§ **GIVEN REQUEST**
Repeat every line of the material, character for character.

§ **DATA FOR PROCESSING**
[START]

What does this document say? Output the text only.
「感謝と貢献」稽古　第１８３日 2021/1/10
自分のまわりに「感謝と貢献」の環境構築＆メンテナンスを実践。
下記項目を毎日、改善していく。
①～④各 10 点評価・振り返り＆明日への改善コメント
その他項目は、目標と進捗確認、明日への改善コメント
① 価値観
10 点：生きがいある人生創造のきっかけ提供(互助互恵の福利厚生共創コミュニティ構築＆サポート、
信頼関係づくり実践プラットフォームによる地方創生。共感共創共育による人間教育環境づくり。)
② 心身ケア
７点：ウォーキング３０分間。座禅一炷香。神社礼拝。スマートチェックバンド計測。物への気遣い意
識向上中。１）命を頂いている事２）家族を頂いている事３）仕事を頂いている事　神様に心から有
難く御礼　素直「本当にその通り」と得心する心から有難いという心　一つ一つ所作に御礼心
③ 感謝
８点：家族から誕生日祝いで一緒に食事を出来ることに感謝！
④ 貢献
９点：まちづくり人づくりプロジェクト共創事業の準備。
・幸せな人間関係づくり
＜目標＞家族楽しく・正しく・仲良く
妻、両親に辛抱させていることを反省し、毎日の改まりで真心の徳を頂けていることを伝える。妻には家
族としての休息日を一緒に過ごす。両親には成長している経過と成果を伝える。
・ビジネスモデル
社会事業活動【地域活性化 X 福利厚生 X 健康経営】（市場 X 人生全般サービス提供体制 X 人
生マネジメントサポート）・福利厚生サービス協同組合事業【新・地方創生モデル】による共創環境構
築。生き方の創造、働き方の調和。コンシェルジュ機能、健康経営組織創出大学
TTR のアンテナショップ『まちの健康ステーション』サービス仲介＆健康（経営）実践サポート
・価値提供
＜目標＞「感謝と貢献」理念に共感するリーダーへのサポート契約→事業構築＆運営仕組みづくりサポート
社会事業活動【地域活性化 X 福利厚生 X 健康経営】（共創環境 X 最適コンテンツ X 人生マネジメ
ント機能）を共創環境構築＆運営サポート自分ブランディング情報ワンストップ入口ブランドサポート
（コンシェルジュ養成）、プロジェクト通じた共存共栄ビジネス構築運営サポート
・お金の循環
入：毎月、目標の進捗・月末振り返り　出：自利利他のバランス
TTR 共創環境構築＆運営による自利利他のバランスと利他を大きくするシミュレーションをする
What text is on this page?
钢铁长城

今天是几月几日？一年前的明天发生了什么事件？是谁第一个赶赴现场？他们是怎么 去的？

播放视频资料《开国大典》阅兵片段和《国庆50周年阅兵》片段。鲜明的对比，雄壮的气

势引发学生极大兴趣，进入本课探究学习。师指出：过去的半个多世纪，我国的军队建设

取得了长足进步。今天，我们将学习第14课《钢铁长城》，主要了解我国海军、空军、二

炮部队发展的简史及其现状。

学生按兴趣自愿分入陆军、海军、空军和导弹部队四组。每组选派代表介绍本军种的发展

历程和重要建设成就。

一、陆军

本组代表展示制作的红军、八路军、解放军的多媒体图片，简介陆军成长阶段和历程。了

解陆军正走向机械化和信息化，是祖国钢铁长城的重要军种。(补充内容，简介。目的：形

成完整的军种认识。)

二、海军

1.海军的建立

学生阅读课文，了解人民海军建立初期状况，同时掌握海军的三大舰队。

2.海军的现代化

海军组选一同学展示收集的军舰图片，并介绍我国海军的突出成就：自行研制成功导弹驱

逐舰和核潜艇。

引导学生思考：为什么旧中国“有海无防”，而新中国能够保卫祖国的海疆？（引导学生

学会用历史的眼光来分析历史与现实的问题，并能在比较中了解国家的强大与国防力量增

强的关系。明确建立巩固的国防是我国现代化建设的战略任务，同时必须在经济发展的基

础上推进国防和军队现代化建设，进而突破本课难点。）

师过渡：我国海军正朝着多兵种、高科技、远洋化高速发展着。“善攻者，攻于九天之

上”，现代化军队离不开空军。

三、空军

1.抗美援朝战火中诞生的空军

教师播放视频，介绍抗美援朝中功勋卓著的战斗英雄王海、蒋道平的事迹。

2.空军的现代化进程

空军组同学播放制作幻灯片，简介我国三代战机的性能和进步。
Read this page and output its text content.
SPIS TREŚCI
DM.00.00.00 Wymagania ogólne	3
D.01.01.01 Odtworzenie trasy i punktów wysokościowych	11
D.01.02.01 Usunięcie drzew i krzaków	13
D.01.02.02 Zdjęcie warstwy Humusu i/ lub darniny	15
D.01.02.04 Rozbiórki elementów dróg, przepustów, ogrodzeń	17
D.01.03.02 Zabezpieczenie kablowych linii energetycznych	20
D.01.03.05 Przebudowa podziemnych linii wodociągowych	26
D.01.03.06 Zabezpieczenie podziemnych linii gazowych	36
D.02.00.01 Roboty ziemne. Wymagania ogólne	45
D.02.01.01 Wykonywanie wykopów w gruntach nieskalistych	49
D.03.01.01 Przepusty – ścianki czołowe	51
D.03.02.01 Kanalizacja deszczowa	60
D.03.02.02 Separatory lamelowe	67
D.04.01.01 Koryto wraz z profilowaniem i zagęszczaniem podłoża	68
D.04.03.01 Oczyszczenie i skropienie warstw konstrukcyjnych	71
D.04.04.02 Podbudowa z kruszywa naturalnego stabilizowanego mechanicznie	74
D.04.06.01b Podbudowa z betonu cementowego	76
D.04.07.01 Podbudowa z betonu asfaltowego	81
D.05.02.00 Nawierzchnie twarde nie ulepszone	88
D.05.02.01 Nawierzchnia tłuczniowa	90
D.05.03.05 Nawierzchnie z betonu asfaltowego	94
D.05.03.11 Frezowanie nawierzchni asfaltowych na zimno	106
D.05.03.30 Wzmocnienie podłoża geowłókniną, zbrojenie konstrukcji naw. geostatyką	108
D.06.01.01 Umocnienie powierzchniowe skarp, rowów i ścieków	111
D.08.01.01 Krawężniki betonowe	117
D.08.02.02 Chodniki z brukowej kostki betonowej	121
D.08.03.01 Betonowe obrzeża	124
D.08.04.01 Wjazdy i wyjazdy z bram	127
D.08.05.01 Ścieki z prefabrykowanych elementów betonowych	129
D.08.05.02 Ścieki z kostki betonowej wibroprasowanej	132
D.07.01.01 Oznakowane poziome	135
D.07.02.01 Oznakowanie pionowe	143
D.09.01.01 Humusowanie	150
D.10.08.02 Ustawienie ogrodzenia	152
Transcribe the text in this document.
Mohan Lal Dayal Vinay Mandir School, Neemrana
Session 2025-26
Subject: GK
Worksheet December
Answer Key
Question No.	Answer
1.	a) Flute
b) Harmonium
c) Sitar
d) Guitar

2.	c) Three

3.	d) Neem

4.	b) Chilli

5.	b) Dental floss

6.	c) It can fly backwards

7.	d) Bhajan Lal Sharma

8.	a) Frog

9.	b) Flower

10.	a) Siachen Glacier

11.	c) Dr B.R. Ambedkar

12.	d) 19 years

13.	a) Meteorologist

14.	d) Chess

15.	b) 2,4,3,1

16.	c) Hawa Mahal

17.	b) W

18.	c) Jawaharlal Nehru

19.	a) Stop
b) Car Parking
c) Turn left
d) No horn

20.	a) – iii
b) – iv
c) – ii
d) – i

[END]

§ **THE SOLUTION**
What does this document say? Output the text only.
「感謝と貢献」稽古　第１８３日 2021/1/10
自分のまわりに「感謝と貢献」の環境構築＆メンテナンスを実践。
下記項目を毎日、改善していく。
①～④各 10 点評価・振り返り＆明日への改善コメント
その他項目は、目標と進捗確認、明日への改善コメント
① 価値観
10 点：生きがいある人生創造のきっかけ提供(互助互恵の福利厚生共創コミュニティ構築＆サポート、
信頼関係づくり実践プラットフォームによる地方創生。共感共創共育による人間教育環境づくり。)
② 心身ケア
７点：ウォーキング３０分間。座禅一炷香。神社礼拝。スマートチェックバンド計測。物への気遣い意
識向上中。１）命を頂いている事２）家族を頂いている事３）仕事を頂いている事　神様に心から有
難く御礼　素直「本当にその通り」と得心する心から有難いという心　一つ一つ所作に御礼心
③ 感謝
８点：家族から誕生日祝いで一緒に食事を出来ることに感謝！
④ 貢献
９点：まちづくり人づくりプロジェクト共創事業の準備。
・幸せな人間関係づくり
＜目標＞家族楽しく・正しく・仲良く
妻、両親に辛抱させていることを反省し、毎日の改まりで真心の徳を頂けていることを伝える。妻には家
族としての休息日を一緒に過ごす。両親には成長している経過と成果を伝える。
・ビジネスモデル
社会事業活動【地域活性化 X 福利厚生 X 健康経営】（市場 X 人生全般サービス提供体制 X 人
生マネジメントサポート）・福利厚生サービス協同組合事業【新・地方創生モデル】による共創環境構
築。生き方の創造、働き方の調和。コンシェルジュ機能、健康経営組織創出大学
TTR のアンテナショップ『まちの健康ステーション』サービス仲介＆健康（経営）実践サポート
・価値提供
＜目標＞「感謝と貢献」理念に共感するリーダーへのサポート契約→事業構築＆運営仕組みづくりサポート
社会事業活動【地域活性化 X 福利厚生 X 健康経営】（共創環境 X 最適コンテンツ X 人生マネジメ
ント機能）を共創環境構築＆運営サポート自分ブランディング情報ワンストップ入口ブランドサポート
（コンシェルジュ養成）、プロジェクト通じた共存共栄ビジネス構築運営サポート
・お金の循環
入：毎月、目標の進捗・月末振り返り　出：自利利他のバランス
TTR 共創環境構築＆運営による自利利他のバランスと利他を大きくするシミュレーションをする
What text is on this page?
钢铁长城

今天是几月几日？一年前的明天发生了什么事件？是谁第一个赶赴现场？他们是怎么 去的？

播放视频资料《开国大典》阅兵片段和《国庆50周年阅兵》片段。鲜明的对比，雄壮的气

势引发学生极大兴趣，进入本课探究学习。师指出：过去的半个多世纪，我国的军队建设

取得了长足进步。今天，我们将学习第14课《钢铁长城》，主要了解我国海军、空军、二

炮部队发展的简史及其现状。

学生按兴趣自愿分入陆军、海军、空军和导弹部队四组。每组选派代表介绍本军种的发展

历程和重要建设成就。

一、陆军

本组代表展示制作的红军、八路军、解放军的多媒体图片，简介陆军成长阶段和历程。了

解陆军正走向机械化和信息化，是祖国钢铁长城的重要军种。(补充内容，简介。目的：形

成完整的军种认识。)

二、海军

1.海军的建立

学生阅读课文，了解人民海军建立初期状况，同时掌握海军的三大舰队。

2.海军的现代化

海军组选一同学展示收集的军舰图片，并介绍我国海军的突出成就：自行研制成功导弹驱

逐舰和核潜艇。

引导学生思考：为什么旧中国“有海无防”，而新中国能够保卫祖国的海疆？（引导学生

学会用历史的眼光来分析历史与现实的问题，并能在比较中了解国家的强大与国防力量增

强的关系。明确建立巩固的国防是我国现代化建设的战略任务，同时必须在经济发展的基

础上推进国防和军队现代化建设，进而突破本课难点。）

师过渡：我国海军正朝着多兵种、高科技、远洋化高速发展着。“善攻者，攻于九天之

上”，现代化军队离不开空军。

三、空军

1.抗美援朝战火中诞生的空军

教师播放视频，介绍抗美援朝中功勋卓著的战斗英雄王海、蒋道平的事迹。

2.空军的现代化进程

空军组同学播放制作幻灯片，简介我国三代战机的性能和进步。
Read this page and output its text content.
SPIS TREŚCI
DM.00.00.00 Wymagania ogólne	3
D.01.01.01 Odtworzenie trasy i punktów wysokościowych	11
D.01.02.01 Usunięcie drzew i krzaków	13
D.01.02.02 Zdjęcie warstwy Humusu i/ lub darniny	15
D.01.02.04 Rozbiórki elementów dróg, przepustów, ogrodzeń	17
D.01.03.02 Zabezpieczenie kablowych linii energetycznych	20
D.01.03.05 Przebudowa podziemnych linii wodociągowych	26
D.01.03.06 Zabezpieczenie podziemnych linii gazowych	36
D.02.00.01 Roboty ziemne. Wymagania ogólne	45
D.02.01.01 Wykonywanie wykopów w gruntach nieskalistych	49
D.03.01.01 Przepusty – ścianki czołowe	51
D.03.02.01 Kanalizacja deszczowa	60
D.03.02.02 Separatory lamelowe	67
D.04.01.01 Koryto wraz z profilowaniem i zagęszczaniem podłoża	68
D.04.03.01 Oczyszczenie i skropienie warstw konstrukcyjnych	71
D.04.04.02 Podbudowa z kruszywa naturalnego stabilizowanego mechanicznie	74
D.04.06.01b Podbudowa z betonu cementowego	76
D.04.07.01 Podbudowa z betonu asfaltowego	81
D.05.02.00 Nawierzchnie twarde nie ulepszone	88
D.05.02.01 Nawierzchnia tłuczniowa	90
D.05.03.05 Nawierzchnie z betonu asfaltowego	94
D.05.03.11 Frezowanie nawierzchni asfaltowych na zimno	106
D.05.03.30 Wzmocnienie podłoża geowłókniną, zbrojenie konstrukcji naw. geostatyką	108
D.06.01.01 Umocnienie powierzchniowe skarp, rowów i ścieków	111
D.08.01.01 Krawężniki betonowe	117
D.08.02.02 Chodniki z brukowej kostki betonowej	121
D.08.03.01 Betonowe obrzeża	124
D.08.04.01 Wjazdy i wyjazdy z bram	127
D.08.05.01 Ścieki z prefabrykowanych elementów betonowych	129
D.08.05.02 Ścieki z kostki betonowej wibroprasowanej	132
D.07.01.01 Oznakowane poziome	135
D.07.02.01 Oznakowanie pionowe	143
D.09.01.01 Humusowanie	150
D.10.08.02 Ustawienie ogrodzenia	152
Transcribe the text in this document.
Mohan Lal Dayal Vinay Mandir School, Neemrana
Session 2025-26
Subject: GK
Worksheet December
Answer Key
Question No.	Answer
1.	a) Flute
b) Harmonium
c) Sitar
d) Guitar

2.	c) Three

3.	d) Neem

4.	b) Chilli

5.	b) Dental floss

6.	c) It can fly backwards

7.	d) Bhajan Lal Sharma

8.	a) Frog

9.	b) Flower

10.	a) Siachen Glacier

11.	c) Dr B.R. Ambedkar

12.	d) 19 years

13.	a) Meteorologist

14.	d) Chess

15.	b) 2,4,3,1

16.	c) Hawa Mahal

17.	b) W

18.	c) Jawaharlal Nehru

19.	a) Stop
b) Car Parking
c) Turn left
d) No horn

20.	a) – iii
b) – iv
c) – ii
d) – i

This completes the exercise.